▸ Records shown
----

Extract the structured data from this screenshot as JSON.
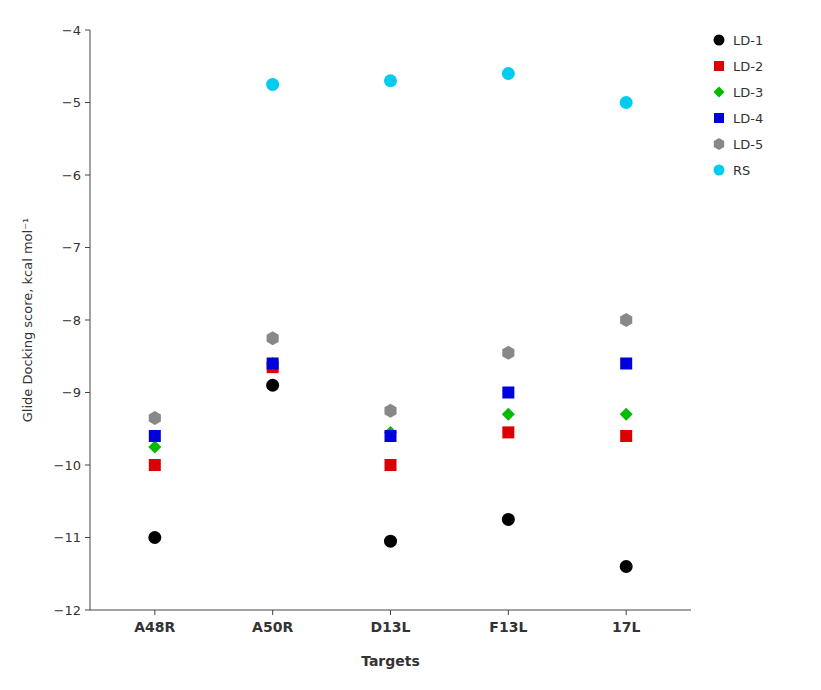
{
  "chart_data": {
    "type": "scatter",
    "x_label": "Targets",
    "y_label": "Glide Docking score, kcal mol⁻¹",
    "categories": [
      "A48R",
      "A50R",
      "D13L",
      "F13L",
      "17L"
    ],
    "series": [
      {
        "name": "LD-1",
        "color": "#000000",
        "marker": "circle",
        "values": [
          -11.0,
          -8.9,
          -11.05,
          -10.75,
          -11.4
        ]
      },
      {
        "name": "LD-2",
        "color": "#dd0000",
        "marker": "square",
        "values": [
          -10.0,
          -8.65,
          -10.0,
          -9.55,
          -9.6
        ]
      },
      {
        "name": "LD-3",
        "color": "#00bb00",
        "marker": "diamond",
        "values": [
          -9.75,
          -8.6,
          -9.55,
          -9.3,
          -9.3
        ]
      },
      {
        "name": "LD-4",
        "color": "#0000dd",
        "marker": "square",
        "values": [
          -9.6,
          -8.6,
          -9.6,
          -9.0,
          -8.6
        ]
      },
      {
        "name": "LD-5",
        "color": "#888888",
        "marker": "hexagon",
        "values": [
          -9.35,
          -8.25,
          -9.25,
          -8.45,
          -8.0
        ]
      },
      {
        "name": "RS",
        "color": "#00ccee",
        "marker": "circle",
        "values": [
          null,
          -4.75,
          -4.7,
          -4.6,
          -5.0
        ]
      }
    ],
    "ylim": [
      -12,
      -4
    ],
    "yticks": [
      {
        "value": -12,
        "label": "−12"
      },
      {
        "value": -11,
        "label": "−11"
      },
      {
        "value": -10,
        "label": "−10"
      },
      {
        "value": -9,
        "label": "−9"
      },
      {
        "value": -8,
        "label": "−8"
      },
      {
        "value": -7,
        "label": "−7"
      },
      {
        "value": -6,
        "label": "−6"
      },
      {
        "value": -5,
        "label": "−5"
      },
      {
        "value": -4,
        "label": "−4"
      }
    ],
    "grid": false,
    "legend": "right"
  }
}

----

▸ Task description
Determine how many lines above contain "color" as a word or string. Give the number alone.

▸ Expected output
6